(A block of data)
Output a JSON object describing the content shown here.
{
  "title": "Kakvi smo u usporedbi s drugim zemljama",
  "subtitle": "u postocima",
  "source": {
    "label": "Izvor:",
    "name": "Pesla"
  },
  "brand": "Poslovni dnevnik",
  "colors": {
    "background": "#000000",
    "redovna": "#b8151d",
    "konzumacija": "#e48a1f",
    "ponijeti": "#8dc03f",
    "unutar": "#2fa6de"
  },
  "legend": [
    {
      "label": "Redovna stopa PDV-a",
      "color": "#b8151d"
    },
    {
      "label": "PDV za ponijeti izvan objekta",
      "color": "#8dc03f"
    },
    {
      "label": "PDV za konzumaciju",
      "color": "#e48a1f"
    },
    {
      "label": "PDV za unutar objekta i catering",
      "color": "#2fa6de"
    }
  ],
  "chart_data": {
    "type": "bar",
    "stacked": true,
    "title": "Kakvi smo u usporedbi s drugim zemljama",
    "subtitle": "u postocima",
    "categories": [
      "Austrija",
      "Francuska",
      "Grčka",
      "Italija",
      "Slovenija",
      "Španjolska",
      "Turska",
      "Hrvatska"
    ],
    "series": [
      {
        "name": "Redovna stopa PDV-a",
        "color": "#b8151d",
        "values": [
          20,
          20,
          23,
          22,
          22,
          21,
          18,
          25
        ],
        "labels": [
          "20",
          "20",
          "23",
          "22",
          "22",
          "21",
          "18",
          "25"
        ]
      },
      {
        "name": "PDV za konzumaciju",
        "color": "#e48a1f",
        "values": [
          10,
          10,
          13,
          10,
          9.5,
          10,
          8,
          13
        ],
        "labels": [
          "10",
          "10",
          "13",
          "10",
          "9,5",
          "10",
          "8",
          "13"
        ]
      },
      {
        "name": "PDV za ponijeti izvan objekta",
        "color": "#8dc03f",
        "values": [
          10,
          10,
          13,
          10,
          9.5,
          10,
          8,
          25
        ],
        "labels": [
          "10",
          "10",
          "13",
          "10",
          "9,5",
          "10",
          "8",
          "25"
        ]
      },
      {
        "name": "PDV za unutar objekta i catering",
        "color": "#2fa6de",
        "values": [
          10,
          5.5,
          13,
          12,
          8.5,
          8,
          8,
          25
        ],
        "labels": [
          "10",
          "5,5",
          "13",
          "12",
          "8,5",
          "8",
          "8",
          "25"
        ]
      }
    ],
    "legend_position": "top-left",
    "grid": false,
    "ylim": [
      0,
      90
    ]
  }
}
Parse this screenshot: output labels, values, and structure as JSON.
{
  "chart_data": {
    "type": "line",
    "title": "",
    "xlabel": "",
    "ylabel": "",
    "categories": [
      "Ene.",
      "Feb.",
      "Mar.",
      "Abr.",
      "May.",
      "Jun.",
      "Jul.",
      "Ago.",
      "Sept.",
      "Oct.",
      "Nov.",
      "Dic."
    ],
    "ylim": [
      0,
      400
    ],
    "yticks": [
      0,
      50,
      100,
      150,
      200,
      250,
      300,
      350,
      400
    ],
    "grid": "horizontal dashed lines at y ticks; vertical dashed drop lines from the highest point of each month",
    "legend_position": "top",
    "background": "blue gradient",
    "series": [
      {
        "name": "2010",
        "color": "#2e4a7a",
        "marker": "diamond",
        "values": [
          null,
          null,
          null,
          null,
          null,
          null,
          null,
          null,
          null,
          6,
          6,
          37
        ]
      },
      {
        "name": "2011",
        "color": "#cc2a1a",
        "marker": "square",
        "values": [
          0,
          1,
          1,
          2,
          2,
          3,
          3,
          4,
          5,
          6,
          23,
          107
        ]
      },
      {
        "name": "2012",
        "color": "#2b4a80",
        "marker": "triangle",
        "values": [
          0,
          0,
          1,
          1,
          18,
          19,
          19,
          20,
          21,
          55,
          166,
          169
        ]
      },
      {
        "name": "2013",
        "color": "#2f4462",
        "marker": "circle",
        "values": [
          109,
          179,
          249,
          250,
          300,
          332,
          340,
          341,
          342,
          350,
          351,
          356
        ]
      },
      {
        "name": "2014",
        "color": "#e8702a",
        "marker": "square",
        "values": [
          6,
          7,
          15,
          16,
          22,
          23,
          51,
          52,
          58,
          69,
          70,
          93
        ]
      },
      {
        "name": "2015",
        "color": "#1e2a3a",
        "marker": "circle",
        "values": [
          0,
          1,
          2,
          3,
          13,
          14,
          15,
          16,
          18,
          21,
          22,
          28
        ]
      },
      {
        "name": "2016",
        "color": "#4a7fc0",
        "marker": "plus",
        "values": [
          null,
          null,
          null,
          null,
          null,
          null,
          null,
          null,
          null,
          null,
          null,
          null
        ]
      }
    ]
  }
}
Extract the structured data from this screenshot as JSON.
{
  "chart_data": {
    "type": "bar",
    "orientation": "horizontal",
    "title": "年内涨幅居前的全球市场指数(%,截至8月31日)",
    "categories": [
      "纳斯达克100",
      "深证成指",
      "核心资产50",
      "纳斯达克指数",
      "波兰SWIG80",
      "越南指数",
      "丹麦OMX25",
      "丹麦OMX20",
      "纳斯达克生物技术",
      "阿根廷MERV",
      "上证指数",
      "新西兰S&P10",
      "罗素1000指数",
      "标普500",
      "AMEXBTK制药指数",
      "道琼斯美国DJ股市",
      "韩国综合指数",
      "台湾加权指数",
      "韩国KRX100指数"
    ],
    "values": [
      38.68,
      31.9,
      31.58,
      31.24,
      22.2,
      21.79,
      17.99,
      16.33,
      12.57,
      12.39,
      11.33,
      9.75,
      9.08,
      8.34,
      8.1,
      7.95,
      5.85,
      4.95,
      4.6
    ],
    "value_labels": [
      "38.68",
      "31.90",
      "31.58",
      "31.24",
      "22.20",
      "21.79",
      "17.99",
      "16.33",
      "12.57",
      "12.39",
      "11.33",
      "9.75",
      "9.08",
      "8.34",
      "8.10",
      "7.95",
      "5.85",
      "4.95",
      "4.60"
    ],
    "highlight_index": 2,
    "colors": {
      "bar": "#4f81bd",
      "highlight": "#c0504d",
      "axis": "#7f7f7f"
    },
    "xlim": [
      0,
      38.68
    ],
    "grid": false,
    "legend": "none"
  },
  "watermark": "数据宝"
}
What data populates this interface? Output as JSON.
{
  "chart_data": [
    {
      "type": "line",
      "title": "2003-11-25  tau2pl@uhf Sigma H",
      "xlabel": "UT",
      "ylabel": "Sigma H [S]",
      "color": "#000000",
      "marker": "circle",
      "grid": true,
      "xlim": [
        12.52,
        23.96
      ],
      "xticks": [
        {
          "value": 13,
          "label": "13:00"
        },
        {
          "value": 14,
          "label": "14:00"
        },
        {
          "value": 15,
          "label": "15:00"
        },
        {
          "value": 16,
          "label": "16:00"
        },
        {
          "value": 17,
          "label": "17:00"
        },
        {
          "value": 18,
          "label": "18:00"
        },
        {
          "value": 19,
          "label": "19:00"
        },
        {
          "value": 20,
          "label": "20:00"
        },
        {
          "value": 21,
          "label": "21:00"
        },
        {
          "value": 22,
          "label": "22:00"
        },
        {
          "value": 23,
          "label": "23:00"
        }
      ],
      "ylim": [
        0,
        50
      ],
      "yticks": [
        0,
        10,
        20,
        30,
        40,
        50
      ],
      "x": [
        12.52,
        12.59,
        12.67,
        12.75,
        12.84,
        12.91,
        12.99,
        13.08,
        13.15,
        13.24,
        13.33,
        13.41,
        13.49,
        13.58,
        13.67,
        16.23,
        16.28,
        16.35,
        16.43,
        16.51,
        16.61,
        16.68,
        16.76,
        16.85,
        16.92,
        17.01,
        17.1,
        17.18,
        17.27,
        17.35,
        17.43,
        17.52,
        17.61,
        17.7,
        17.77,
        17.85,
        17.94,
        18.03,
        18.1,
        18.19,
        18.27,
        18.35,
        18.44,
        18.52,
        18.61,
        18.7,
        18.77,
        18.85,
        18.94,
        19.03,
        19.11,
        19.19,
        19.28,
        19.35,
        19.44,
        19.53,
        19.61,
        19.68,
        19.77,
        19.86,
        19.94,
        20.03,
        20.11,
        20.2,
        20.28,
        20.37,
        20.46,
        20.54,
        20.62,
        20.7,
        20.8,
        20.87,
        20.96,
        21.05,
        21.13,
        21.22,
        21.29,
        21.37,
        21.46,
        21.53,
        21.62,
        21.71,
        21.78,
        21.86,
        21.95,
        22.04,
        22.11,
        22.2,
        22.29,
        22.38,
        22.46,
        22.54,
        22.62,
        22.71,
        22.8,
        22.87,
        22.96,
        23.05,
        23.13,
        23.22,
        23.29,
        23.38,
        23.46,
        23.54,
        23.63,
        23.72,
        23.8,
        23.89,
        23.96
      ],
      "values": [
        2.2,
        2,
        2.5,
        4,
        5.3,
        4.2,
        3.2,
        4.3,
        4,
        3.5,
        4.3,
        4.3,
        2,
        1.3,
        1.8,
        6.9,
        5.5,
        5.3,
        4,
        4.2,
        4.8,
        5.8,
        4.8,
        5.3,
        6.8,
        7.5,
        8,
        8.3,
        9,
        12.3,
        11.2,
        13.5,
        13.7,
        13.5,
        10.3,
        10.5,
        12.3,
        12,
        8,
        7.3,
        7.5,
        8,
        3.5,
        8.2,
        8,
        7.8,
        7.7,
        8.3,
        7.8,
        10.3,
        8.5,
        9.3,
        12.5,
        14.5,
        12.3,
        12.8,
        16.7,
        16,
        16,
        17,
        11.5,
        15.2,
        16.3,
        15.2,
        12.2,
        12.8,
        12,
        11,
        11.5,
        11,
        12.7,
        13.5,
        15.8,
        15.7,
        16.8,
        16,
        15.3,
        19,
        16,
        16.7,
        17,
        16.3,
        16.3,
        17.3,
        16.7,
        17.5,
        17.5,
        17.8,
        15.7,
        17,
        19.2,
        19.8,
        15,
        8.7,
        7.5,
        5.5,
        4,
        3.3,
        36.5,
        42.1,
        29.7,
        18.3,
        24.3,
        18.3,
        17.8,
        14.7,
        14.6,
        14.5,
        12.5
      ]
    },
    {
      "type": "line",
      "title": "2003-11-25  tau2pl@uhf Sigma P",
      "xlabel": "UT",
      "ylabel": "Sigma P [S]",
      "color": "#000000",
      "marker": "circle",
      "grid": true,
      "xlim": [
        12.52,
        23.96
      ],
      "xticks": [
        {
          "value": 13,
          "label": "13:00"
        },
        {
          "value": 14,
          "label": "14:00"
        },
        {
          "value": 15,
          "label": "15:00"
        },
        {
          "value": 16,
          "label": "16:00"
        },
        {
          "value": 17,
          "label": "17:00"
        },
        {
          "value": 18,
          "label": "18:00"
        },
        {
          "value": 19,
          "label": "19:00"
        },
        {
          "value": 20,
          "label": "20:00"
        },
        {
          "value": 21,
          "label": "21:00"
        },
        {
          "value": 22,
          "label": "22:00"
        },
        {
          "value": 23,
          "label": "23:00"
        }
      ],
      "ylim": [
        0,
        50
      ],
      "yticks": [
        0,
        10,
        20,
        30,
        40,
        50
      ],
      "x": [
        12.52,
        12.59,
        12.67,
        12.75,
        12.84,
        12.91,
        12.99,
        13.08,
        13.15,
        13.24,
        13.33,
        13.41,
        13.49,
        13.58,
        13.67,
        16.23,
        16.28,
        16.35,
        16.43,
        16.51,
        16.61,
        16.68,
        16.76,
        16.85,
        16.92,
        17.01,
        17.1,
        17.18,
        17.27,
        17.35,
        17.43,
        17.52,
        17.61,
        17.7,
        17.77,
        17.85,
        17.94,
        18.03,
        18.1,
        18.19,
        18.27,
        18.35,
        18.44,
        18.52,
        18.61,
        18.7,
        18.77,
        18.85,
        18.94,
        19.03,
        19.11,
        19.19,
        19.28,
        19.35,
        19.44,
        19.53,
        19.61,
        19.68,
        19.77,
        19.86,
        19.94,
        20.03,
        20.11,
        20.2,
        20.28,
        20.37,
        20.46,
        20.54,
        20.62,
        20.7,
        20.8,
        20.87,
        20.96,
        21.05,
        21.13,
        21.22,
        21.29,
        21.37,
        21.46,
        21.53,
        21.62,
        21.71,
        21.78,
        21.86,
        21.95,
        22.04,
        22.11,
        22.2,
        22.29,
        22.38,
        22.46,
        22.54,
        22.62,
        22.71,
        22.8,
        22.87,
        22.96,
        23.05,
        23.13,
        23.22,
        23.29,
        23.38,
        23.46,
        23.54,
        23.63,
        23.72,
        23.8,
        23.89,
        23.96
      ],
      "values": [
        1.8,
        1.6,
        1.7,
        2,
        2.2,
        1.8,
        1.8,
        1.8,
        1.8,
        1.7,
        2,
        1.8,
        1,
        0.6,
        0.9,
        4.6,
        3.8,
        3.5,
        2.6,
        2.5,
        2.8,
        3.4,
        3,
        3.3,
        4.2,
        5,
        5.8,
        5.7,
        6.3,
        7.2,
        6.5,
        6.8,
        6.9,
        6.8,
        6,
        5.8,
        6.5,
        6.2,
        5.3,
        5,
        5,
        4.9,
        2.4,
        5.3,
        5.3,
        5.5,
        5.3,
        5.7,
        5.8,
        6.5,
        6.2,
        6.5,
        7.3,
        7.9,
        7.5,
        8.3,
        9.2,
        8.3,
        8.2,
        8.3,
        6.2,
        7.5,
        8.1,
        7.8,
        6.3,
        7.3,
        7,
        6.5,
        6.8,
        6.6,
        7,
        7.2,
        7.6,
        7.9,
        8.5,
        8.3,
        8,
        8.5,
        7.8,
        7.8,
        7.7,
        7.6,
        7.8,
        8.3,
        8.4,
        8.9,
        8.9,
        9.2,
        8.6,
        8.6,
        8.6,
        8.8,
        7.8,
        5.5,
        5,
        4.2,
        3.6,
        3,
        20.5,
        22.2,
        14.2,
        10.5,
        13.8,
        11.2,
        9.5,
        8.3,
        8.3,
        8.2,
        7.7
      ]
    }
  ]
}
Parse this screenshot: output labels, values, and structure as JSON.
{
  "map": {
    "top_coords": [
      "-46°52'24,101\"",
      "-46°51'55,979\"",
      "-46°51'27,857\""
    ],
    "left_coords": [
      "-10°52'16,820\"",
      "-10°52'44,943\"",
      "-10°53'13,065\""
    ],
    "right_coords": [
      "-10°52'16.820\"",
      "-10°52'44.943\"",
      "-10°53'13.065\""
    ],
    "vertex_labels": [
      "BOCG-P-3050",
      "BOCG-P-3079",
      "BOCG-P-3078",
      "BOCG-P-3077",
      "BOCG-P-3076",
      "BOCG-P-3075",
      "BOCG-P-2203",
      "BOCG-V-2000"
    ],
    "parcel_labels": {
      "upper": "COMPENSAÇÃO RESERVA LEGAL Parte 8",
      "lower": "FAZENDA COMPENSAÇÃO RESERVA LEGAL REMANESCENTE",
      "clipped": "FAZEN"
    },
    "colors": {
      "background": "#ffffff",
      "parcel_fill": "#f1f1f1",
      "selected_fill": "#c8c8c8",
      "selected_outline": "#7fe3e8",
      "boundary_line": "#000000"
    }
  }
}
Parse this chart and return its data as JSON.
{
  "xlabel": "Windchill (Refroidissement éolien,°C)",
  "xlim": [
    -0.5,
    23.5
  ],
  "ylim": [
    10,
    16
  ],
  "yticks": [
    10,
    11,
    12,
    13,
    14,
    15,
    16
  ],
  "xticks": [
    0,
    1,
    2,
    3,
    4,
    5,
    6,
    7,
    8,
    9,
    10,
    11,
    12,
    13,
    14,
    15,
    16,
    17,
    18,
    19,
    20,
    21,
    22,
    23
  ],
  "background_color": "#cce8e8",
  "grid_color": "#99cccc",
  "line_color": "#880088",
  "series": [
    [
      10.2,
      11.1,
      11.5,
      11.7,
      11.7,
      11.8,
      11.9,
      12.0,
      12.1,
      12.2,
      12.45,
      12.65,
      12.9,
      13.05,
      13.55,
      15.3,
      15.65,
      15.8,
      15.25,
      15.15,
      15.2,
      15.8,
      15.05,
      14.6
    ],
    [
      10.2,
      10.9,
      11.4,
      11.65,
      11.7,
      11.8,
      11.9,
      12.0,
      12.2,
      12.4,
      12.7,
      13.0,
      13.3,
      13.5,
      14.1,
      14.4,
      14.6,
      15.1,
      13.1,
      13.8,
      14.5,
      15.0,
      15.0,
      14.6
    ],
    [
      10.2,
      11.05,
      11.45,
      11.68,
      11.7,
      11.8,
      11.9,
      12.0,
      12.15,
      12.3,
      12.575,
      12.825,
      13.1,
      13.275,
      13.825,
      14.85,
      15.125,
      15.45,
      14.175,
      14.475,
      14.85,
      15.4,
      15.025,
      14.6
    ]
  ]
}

* [PROMPT]:
From the entries above, list each line with "postocima" in it.

* [TASK RESPONSE]:
  "subtitle": "u postocima",
    "subtitle": "u postocima",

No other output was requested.